AIM.
Take the data below and repeat it exactly.

☆ ☆ ☆

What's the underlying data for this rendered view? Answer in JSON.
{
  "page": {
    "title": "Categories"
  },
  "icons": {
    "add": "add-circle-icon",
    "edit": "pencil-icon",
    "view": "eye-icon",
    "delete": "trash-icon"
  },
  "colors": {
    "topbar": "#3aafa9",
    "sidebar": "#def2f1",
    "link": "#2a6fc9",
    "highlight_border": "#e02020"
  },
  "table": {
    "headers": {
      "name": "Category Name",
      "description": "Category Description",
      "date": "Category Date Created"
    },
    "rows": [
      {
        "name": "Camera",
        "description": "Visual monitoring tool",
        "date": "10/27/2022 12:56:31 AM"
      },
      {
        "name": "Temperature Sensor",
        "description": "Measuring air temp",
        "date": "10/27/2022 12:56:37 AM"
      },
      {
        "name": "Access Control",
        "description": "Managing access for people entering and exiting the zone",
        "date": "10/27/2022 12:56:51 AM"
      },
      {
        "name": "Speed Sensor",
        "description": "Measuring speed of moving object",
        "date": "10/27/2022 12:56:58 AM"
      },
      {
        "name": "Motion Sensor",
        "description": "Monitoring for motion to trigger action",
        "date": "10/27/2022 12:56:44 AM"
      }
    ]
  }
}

☆ ☆ ☆

RESPONSE BELOW.
What's the underlying data for this rendered view? Answer in JSON.
{
  "page": {
    "title": "Categories"
  },
  "icons": {
    "add": "add-circle-icon",
    "edit": "pencil-icon",
    "view": "eye-icon",
    "delete": "trash-icon"
  },
  "colors": {
    "topbar": "#3aafa9",
    "sidebar": "#def2f1",
    "link": "#2a6fc9",
    "highlight_border": "#e02020"
  },
  "table": {
    "headers": {
      "name": "Category Name",
      "description": "Category Description",
      "date": "Category Date Created"
    },
    "rows": [
      {
        "name": "Camera",
        "description": "Visual monitoring tool",
        "date": "10/27/2022 12:56:31 AM"
      },
      {
        "name": "Temperature Sensor",
        "description": "Measuring air temp",
        "date": "10/27/2022 12:56:37 AM"
      },
      {
        "name": "Access Control",
        "description": "Managing access for people entering and exiting the zone",
        "date": "10/27/2022 12:56:51 AM"
      },
      {
        "name": "Speed Sensor",
        "description": "Measuring speed of moving object",
        "date": "10/27/2022 12:56:58 AM"
      },
      {
        "name": "Motion Sensor",
        "description": "Monitoring for motion to trigger action",
        "date": "10/27/2022 12:56:44 AM"
      }
    ]
  }
}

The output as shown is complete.